* DESCRIPTION OF THE TASK *
Copy the records below exactly as they are written.

(Extracted records)
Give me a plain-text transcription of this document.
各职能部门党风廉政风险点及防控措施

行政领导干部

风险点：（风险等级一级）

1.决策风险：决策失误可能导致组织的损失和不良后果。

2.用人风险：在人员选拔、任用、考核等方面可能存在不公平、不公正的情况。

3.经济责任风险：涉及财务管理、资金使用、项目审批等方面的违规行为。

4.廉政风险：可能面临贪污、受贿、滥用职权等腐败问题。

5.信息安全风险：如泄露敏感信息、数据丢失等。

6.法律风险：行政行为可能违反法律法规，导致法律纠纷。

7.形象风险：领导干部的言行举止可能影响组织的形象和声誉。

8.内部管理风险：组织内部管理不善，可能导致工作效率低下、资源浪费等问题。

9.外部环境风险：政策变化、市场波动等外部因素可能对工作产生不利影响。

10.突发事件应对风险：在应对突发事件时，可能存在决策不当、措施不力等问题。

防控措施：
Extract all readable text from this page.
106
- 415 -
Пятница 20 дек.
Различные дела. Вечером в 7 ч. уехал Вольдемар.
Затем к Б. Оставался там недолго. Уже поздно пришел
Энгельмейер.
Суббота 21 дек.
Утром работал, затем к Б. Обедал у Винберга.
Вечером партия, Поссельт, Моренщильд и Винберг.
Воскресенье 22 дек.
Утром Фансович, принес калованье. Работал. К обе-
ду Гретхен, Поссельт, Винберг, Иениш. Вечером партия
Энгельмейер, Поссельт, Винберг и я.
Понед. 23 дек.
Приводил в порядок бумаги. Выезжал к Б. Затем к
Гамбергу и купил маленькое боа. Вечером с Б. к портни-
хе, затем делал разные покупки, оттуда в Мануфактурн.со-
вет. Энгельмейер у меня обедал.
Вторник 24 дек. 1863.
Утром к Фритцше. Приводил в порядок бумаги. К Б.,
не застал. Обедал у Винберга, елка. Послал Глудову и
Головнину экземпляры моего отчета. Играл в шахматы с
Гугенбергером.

* ANSWER TO THIS PROBLEM *
Give me a plain-text transcription of this document.
各职能部门党风廉政风险点及防控措施

行政领导干部

风险点：（风险等级一级）

1.决策风险：决策失误可能导致组织的损失和不良后果。

2.用人风险：在人员选拔、任用、考核等方面可能存在不公平、不公正的情况。

3.经济责任风险：涉及财务管理、资金使用、项目审批等方面的违规行为。

4.廉政风险：可能面临贪污、受贿、滥用职权等腐败问题。

5.信息安全风险：如泄露敏感信息、数据丢失等。

6.法律风险：行政行为可能违反法律法规，导致法律纠纷。

7.形象风险：领导干部的言行举止可能影响组织的形象和声誉。

8.内部管理风险：组织内部管理不善，可能导致工作效率低下、资源浪费等问题。

9.外部环境风险：政策变化、市场波动等外部因素可能对工作产生不利影响。

10.突发事件应对风险：在应对突发事件时，可能存在决策不当、措施不力等问题。

防控措施：
Extract all readable text from this page.
106
- 415 -
Пятница 20 дек.
Различные дела. Вечером в 7 ч. уехал Вольдемар.
Затем к Б. Оставался там недолго. Уже поздно пришел
Энгельмейер.
Суббота 21 дек.
Утром работал, затем к Б. Обедал у Винберга.
Вечером партия, Поссельт, Моренщильд и Винберг.
Воскресенье 22 дек.
Утром Фансович, принес калованье. Работал. К обе-
ду Гретхен, Поссельт, Винберг, Иениш. Вечером партия
Энгельмейер, Поссельт, Винберг и я.
Понед. 23 дек.
Приводил в порядок бумаги. Выезжал к Б. Затем к
Гамбергу и купил маленькое боа. Вечером с Б. к портни-
хе, затем делал разные покупки, оттуда в Мануфактурн.со-
вет. Энгельмейер у меня обедал.
Вторник 24 дек. 1863.
Утром к Фритцше. Приводил в порядок бумаги. К Б.,
не застал. Обедал у Винберга, елка. Послал Глудову и
Головнину экземпляры моего отчета. Играл в шахматы с
Гугенбергером.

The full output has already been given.